## Begin Data extract

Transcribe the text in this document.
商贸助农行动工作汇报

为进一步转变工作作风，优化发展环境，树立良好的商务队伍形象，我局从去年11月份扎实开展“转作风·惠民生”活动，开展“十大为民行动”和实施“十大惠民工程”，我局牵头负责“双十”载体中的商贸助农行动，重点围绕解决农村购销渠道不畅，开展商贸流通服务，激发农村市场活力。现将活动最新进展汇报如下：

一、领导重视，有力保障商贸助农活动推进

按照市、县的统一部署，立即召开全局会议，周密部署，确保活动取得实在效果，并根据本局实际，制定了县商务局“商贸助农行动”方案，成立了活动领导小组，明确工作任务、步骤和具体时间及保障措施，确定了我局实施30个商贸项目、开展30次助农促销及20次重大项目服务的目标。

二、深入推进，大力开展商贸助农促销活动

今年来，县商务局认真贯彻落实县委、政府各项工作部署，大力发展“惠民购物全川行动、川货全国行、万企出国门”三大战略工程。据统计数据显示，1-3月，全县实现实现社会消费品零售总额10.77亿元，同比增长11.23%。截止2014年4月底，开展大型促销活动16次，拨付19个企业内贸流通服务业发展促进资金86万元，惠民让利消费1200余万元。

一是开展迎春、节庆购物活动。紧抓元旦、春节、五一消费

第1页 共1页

## End Data extract
## Begin Data extract

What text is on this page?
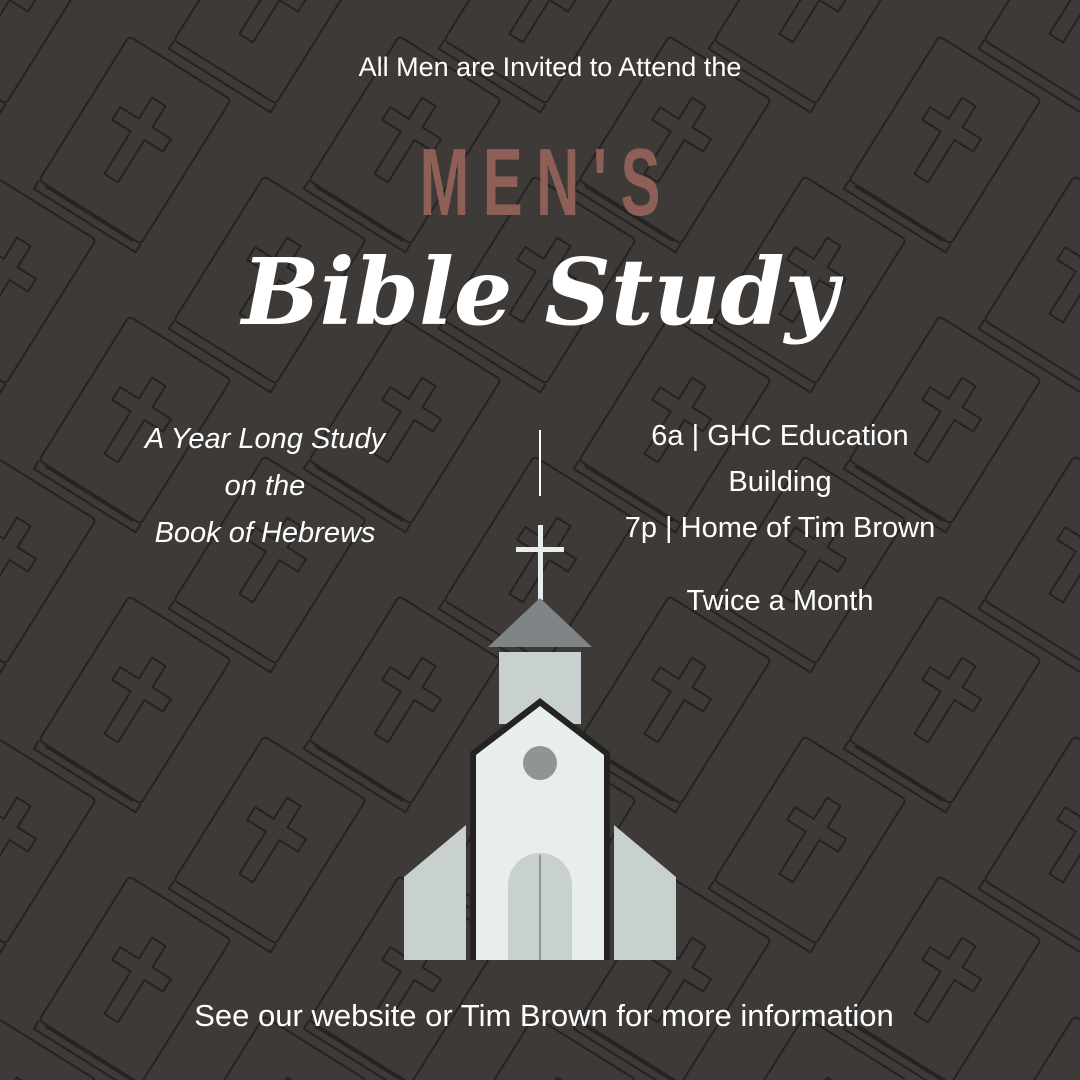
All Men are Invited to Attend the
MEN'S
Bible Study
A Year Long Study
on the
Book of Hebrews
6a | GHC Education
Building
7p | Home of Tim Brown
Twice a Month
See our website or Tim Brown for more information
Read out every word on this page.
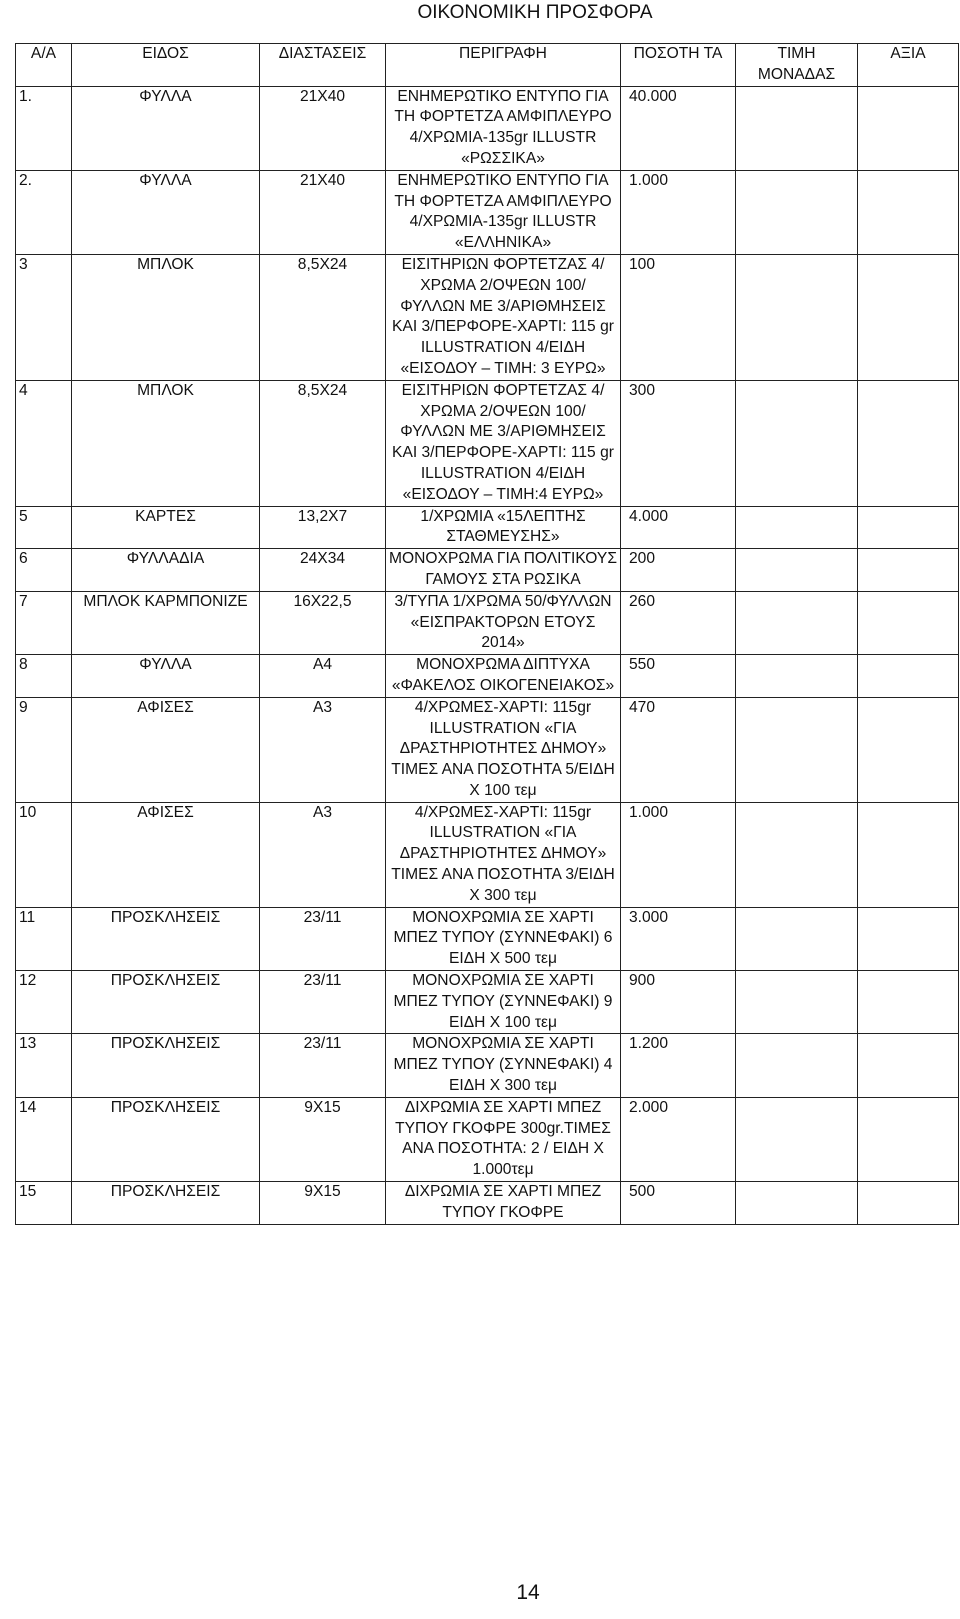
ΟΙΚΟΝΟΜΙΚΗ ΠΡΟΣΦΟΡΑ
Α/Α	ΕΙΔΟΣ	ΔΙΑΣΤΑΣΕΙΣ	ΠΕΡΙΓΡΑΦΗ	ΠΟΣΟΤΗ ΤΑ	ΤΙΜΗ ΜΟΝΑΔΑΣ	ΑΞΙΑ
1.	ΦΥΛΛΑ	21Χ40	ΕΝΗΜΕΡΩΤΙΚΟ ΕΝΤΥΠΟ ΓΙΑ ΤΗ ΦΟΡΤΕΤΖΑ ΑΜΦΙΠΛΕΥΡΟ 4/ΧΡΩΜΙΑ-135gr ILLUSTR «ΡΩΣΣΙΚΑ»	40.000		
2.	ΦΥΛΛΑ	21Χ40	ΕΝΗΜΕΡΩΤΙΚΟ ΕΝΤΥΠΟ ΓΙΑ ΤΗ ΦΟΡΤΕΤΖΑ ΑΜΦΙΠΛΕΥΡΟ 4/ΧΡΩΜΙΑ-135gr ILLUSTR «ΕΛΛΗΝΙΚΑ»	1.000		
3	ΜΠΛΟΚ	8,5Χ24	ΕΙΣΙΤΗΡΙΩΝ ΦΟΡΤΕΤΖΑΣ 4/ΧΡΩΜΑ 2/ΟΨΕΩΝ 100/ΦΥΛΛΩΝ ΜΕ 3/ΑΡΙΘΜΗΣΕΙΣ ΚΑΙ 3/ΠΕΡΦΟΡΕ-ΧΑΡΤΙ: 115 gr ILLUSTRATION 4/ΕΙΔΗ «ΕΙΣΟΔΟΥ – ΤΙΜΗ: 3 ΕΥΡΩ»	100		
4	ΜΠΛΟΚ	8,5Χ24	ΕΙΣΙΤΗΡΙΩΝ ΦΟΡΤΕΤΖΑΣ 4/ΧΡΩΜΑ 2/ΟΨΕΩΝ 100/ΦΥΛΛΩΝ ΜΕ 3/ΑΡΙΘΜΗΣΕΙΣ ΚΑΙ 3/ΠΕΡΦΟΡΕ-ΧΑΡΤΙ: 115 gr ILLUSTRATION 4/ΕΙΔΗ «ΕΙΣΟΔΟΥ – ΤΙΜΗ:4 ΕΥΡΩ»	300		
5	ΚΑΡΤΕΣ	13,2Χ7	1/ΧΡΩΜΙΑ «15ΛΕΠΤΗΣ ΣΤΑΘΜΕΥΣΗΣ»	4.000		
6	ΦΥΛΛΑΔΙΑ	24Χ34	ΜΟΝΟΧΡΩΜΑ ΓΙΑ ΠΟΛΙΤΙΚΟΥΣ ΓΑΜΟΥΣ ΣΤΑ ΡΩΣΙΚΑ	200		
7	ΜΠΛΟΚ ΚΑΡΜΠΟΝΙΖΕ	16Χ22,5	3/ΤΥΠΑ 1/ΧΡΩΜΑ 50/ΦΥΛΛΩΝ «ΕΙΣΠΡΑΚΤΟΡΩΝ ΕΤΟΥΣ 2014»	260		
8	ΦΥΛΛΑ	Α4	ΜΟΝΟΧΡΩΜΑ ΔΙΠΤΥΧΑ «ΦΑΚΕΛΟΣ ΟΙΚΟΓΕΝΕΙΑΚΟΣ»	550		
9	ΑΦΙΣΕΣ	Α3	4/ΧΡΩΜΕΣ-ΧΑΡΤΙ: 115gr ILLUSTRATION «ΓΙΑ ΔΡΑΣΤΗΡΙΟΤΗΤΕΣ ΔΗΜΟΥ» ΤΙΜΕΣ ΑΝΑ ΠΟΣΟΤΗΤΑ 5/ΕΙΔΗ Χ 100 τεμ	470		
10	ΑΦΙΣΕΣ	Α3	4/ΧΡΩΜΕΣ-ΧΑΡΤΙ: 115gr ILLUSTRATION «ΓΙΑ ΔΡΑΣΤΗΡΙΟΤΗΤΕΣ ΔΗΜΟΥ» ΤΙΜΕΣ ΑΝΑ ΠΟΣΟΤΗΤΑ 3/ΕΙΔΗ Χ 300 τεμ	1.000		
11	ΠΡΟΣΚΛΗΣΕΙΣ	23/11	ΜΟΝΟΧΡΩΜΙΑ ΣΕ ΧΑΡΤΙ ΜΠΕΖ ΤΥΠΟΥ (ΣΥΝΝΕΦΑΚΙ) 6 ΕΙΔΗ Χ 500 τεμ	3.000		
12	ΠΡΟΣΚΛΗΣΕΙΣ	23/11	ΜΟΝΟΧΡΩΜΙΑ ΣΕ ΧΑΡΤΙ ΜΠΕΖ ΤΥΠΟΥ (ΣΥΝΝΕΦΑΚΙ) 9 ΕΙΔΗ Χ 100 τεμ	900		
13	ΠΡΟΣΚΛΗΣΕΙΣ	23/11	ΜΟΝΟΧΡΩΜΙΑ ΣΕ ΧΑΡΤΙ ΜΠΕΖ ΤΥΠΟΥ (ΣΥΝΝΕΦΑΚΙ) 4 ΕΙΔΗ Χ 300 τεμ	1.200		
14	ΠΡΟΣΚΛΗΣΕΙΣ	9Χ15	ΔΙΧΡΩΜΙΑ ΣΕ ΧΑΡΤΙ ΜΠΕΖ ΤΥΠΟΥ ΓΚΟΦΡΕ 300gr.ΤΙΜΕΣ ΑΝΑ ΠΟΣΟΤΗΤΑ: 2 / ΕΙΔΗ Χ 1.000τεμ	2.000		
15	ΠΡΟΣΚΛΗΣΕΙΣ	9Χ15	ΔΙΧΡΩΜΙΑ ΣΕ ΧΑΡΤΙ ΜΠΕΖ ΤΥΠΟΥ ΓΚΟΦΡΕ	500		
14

## End Data extract

* _Work instructions_: Isolate the lines above that contain the word "ΧΡΩΜΕΣ" and copy them.

* _Full answer_:
9	ΑΦΙΣΕΣ	Α3	4/ΧΡΩΜΕΣ-ΧΑΡΤΙ: 115gr ILLUSTRATION «ΓΙΑ ΔΡΑΣΤΗΡΙΟΤΗΤΕΣ ΔΗΜΟΥ» ΤΙΜΕΣ ΑΝΑ ΠΟΣΟΤΗΤΑ 5/ΕΙΔΗ Χ 100 τεμ	470		
10	ΑΦΙΣΕΣ	Α3	4/ΧΡΩΜΕΣ-ΧΑΡΤΙ: 115gr ILLUSTRATION «ΓΙΑ ΔΡΑΣΤΗΡΙΟΤΗΤΕΣ ΔΗΜΟΥ» ΤΙΜΕΣ ΑΝΑ ΠΟΣΟΤΗΤΑ 3/ΕΙΔΗ Χ 300 τεμ	1.000		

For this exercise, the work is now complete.